start
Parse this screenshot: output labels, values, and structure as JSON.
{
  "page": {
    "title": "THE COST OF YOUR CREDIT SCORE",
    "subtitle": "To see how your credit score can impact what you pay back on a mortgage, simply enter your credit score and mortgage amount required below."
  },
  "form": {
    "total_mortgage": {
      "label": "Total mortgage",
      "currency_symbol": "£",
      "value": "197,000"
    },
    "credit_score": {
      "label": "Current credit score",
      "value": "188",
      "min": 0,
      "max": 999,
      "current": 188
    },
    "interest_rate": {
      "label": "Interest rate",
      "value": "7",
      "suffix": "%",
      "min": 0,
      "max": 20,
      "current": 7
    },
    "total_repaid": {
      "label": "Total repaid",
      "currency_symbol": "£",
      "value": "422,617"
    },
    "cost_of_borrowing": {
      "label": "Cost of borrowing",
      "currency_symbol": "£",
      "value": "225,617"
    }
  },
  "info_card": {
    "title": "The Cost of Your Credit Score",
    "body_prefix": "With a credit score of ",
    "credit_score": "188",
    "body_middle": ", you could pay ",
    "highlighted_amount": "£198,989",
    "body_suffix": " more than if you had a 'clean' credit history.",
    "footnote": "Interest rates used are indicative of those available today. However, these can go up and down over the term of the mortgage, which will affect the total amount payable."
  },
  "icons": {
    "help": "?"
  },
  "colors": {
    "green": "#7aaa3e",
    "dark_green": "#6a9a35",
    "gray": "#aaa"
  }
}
end
*What the task asks*.
Write out every line of the records exactly.

*Task result*.
Parse this screenshot: output labels, values, and structure as JSON.
{
  "page": {
    "title": "THE COST OF YOUR CREDIT SCORE",
    "subtitle": "To see how your credit score can impact what you pay back on a mortgage, simply enter your credit score and mortgage amount required below."
  },
  "form": {
    "total_mortgage": {
      "label": "Total mortgage",
      "currency_symbol": "£",
      "value": "197,000"
    },
    "credit_score": {
      "label": "Current credit score",
      "value": "188",
      "min": 0,
      "max": 999,
      "current": 188
    },
    "interest_rate": {
      "label": "Interest rate",
      "value": "7",
      "suffix": "%",
      "min": 0,
      "max": 20,
      "current": 7
    },
    "total_repaid": {
      "label": "Total repaid",
      "currency_symbol": "£",
      "value": "422,617"
    },
    "cost_of_borrowing": {
      "label": "Cost of borrowing",
      "currency_symbol": "£",
      "value": "225,617"
    }
  },
  "info_card": {
    "title": "The Cost of Your Credit Score",
    "body_prefix": "With a credit score of ",
    "credit_score": "188",
    "body_middle": ", you could pay ",
    "highlighted_amount": "£198,989",
    "body_suffix": " more than if you had a 'clean' credit history.",
    "footnote": "Interest rates used are indicative of those available today. However, these can go up and down over the term of the mortgage, which will affect the total amount payable."
  },
  "icons": {
    "help": "?"
  },
  "colors": {
    "green": "#7aaa3e",
    "dark_green": "#6a9a35",
    "gray": "#aaa"
  }
}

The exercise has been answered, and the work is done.